▶ _TASK PROMPT_:
List, from the lines below, each one with "accounts" in it.
--- Begin EXERCISE MATERIALS ---
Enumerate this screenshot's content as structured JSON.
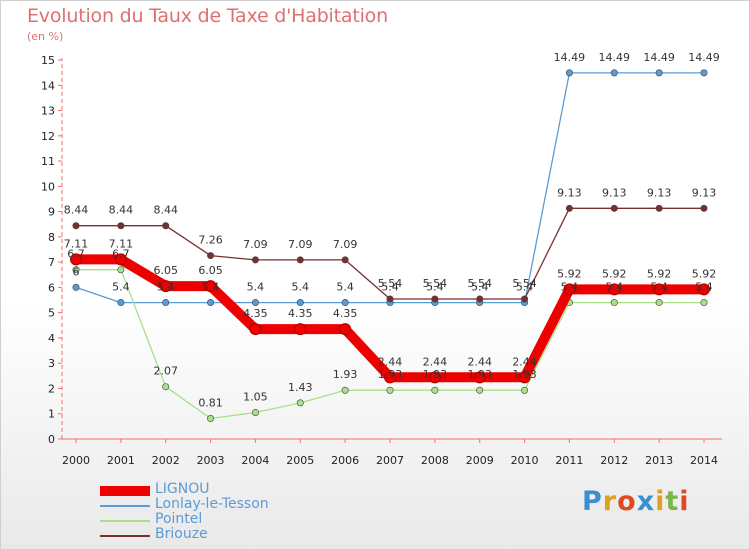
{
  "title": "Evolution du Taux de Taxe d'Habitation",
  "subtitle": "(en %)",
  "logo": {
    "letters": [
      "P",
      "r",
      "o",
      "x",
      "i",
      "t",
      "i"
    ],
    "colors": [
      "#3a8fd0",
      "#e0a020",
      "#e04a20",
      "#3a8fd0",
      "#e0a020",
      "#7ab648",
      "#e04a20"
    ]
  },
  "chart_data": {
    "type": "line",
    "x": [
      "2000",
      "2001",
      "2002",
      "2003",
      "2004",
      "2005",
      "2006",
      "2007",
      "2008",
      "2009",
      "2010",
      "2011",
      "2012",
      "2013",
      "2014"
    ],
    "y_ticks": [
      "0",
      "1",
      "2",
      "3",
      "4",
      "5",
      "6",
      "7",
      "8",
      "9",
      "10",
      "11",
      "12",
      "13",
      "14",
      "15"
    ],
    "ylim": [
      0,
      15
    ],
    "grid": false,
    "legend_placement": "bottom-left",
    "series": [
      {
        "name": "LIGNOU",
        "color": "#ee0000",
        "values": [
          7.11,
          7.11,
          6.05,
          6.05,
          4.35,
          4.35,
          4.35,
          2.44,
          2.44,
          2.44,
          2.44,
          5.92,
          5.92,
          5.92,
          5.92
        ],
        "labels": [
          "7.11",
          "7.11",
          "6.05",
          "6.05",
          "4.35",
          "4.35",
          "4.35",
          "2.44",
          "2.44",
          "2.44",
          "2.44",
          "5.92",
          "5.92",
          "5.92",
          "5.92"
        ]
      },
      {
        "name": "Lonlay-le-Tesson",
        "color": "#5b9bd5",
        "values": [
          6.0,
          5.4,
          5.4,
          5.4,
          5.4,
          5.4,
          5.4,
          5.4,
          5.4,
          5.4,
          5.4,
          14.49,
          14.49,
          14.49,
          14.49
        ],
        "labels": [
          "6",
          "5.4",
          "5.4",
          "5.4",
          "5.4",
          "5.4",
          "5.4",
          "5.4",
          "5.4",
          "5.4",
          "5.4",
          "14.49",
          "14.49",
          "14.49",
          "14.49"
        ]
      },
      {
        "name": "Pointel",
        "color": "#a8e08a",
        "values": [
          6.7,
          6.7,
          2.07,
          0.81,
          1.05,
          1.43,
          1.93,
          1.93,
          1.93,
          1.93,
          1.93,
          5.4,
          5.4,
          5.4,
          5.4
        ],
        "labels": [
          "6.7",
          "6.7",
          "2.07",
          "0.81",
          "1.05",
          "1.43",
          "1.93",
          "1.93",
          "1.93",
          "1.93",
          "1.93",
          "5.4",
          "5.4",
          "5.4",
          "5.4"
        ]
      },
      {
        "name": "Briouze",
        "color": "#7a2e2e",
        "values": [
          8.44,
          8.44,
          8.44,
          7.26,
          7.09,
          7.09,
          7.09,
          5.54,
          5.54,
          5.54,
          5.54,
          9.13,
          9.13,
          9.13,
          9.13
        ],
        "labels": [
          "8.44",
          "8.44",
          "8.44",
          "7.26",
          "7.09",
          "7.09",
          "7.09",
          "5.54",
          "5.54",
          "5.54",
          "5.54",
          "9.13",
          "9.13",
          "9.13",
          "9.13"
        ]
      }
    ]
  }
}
--- End EXERCISE MATERIALS ---
--- Begin EXERCISE MATERIALS ---
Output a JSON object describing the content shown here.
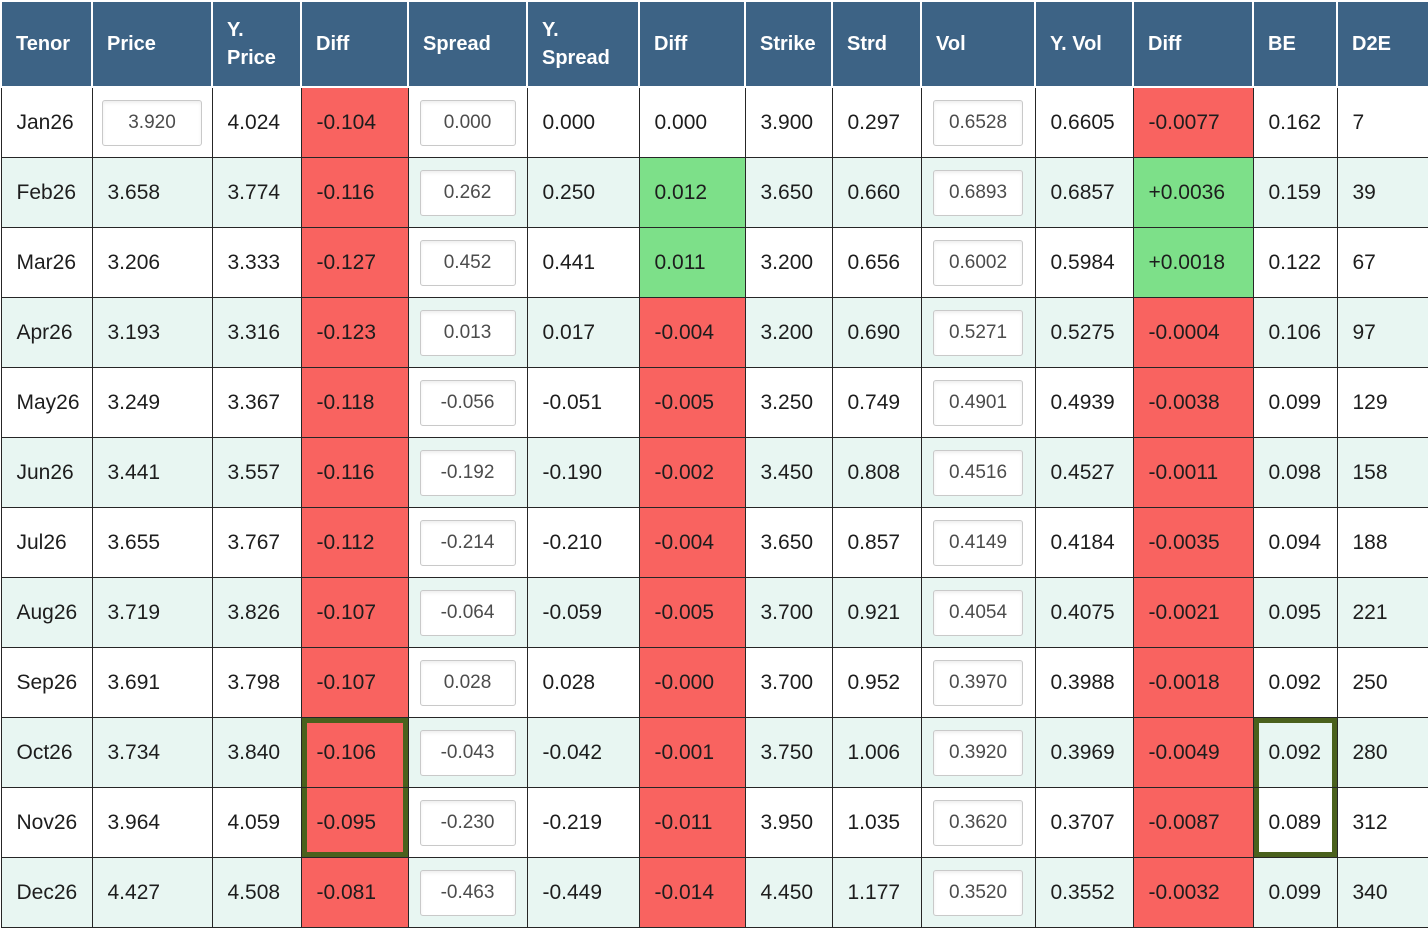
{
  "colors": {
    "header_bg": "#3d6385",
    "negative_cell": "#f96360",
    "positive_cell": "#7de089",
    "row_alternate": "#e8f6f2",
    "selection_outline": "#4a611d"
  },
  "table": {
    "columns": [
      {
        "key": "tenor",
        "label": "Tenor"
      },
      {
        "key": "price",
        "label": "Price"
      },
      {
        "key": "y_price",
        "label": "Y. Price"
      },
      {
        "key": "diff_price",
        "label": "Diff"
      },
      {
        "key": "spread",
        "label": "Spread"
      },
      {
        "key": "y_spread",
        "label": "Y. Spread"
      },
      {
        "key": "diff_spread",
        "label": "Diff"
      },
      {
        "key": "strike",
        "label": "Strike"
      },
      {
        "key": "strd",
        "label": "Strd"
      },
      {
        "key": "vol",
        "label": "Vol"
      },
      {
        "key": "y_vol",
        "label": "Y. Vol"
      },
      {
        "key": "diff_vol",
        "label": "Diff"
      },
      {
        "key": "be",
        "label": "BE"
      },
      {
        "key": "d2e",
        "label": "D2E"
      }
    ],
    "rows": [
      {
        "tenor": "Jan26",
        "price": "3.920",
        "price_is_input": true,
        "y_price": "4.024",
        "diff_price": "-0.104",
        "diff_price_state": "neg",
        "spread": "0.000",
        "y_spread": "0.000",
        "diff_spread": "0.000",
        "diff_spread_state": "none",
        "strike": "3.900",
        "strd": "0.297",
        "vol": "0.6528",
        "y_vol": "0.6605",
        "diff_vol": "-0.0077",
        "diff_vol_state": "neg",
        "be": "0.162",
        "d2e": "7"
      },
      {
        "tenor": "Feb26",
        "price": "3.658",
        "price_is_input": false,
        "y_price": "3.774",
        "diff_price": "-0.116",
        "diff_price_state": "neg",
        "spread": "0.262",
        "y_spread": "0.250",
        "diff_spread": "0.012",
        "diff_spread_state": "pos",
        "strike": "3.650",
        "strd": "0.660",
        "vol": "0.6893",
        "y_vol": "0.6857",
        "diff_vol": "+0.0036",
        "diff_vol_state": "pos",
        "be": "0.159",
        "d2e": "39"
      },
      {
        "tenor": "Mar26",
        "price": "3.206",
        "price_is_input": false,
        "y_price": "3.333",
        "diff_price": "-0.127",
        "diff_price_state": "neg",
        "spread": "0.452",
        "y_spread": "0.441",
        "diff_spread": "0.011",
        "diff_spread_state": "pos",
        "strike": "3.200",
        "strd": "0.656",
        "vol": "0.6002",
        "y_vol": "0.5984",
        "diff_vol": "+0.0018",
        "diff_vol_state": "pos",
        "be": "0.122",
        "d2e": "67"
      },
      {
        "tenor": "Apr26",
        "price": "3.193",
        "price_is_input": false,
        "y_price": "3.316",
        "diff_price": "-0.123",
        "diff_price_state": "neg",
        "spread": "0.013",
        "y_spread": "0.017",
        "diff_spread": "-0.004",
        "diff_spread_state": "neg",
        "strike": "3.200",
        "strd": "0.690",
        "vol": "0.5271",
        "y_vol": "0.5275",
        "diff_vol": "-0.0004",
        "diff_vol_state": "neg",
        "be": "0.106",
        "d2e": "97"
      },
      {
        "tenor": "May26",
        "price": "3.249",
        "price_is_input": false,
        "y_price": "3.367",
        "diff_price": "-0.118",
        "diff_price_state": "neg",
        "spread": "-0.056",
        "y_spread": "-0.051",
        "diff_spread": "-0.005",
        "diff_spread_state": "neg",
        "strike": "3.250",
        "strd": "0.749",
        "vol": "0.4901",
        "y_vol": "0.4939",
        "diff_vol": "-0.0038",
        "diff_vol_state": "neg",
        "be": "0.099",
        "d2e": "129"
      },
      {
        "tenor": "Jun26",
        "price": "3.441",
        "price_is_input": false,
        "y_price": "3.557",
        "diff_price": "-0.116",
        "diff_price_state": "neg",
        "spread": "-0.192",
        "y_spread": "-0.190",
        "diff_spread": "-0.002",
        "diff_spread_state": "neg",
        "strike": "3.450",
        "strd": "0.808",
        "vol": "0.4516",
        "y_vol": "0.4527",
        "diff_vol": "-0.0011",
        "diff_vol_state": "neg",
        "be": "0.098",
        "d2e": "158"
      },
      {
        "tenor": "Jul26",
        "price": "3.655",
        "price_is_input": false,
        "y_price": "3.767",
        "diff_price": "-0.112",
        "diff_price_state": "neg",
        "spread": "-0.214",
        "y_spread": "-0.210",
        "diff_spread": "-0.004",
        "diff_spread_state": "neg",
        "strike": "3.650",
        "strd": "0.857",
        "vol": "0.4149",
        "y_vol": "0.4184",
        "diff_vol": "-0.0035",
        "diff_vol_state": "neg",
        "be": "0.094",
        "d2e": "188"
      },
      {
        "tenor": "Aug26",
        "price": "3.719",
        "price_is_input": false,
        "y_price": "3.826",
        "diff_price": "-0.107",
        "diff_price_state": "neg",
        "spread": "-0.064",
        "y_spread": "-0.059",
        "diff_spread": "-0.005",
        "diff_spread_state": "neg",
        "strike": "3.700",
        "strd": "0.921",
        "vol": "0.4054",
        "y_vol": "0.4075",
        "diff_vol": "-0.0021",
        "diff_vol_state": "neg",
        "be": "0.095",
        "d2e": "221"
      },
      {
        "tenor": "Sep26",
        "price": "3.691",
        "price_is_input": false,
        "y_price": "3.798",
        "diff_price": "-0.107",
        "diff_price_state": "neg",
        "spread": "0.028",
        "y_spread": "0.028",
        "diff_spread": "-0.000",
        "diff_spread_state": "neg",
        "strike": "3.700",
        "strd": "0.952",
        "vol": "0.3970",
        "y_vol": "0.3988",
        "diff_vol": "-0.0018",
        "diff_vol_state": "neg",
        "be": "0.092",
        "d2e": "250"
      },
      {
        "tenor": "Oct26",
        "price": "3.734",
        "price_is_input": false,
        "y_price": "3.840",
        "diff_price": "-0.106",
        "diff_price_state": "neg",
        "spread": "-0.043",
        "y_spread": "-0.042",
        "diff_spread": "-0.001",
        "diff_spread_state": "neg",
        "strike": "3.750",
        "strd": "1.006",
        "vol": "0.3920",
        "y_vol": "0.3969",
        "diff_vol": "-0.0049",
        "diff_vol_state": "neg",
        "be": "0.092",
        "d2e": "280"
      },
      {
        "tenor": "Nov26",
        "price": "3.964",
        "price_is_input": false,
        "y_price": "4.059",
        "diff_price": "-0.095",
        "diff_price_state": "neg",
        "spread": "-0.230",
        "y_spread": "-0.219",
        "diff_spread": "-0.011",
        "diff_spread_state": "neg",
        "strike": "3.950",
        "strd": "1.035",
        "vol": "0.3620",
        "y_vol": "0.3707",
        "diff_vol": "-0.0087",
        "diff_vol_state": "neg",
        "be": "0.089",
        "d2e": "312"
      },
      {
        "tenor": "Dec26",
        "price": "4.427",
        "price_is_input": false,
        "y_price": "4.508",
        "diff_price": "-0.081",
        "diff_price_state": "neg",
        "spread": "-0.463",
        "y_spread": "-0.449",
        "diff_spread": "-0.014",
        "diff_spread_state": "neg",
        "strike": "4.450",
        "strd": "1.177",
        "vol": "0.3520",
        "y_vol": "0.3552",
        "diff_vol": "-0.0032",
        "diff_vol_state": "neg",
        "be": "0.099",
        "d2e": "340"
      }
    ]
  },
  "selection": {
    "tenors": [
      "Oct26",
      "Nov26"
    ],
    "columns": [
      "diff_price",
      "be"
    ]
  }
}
--- End EXERCISE MATERIALS ---
--- Begin EXERCISE MATERIALS ---
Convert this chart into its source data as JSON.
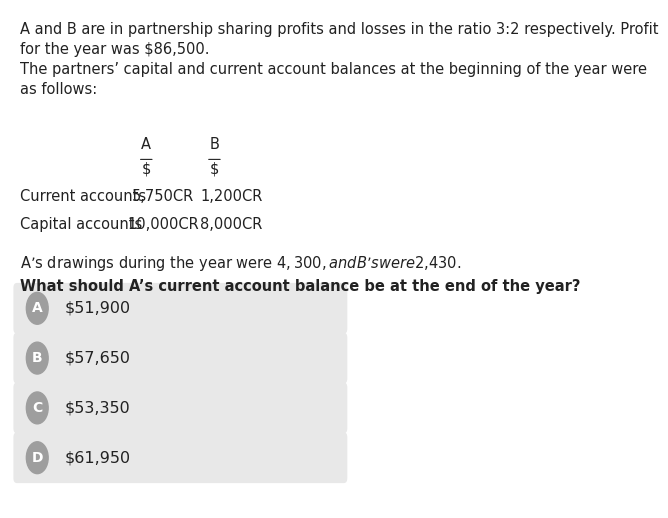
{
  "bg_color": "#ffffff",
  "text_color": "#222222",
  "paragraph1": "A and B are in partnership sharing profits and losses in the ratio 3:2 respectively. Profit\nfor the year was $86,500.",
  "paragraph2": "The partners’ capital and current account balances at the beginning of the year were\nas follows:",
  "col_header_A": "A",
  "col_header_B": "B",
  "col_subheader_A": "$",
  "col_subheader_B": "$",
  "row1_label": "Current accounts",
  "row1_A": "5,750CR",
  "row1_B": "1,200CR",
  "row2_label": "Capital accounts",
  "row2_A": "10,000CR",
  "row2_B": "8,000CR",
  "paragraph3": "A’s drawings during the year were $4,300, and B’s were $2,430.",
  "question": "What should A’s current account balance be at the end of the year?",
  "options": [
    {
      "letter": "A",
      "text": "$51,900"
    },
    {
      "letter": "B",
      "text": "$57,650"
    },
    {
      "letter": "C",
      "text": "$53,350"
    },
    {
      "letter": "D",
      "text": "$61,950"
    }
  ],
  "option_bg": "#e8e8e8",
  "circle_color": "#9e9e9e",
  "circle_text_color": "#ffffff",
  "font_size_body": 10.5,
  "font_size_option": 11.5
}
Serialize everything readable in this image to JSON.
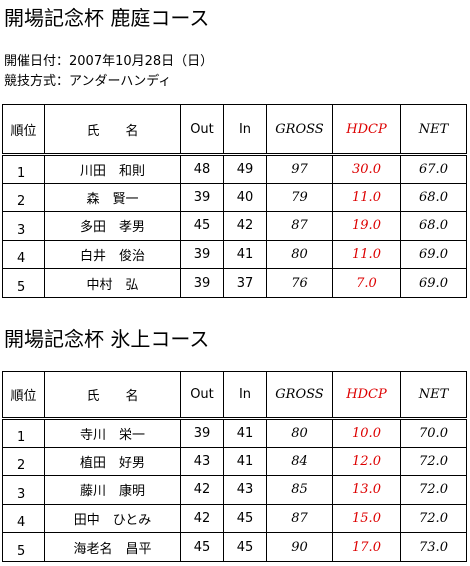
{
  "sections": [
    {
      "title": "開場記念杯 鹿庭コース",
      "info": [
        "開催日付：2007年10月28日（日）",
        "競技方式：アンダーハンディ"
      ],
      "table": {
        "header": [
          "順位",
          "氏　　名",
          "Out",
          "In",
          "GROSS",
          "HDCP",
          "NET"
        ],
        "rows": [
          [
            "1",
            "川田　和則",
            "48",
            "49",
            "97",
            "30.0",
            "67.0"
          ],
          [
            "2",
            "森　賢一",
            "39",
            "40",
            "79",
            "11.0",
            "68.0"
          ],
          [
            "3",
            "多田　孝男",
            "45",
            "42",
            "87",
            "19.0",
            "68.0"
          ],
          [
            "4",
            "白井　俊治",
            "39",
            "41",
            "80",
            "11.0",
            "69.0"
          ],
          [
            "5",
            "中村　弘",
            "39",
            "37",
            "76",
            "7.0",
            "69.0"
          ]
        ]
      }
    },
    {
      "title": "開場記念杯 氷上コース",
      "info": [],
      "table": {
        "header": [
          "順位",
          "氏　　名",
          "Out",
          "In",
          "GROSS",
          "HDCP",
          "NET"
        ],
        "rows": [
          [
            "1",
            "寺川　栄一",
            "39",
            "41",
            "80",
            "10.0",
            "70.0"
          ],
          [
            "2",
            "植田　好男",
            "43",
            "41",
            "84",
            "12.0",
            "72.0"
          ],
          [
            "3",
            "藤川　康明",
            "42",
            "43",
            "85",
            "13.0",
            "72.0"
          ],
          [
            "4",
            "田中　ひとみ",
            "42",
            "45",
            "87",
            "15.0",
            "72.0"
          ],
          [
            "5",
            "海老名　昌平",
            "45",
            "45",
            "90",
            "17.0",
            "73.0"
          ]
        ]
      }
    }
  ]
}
--- End EXERCISE MATERIALS ---
▶ _TASK ANSWER_:
  "row1_label": "Current accounts",
  "row2_label": "Capital accounts",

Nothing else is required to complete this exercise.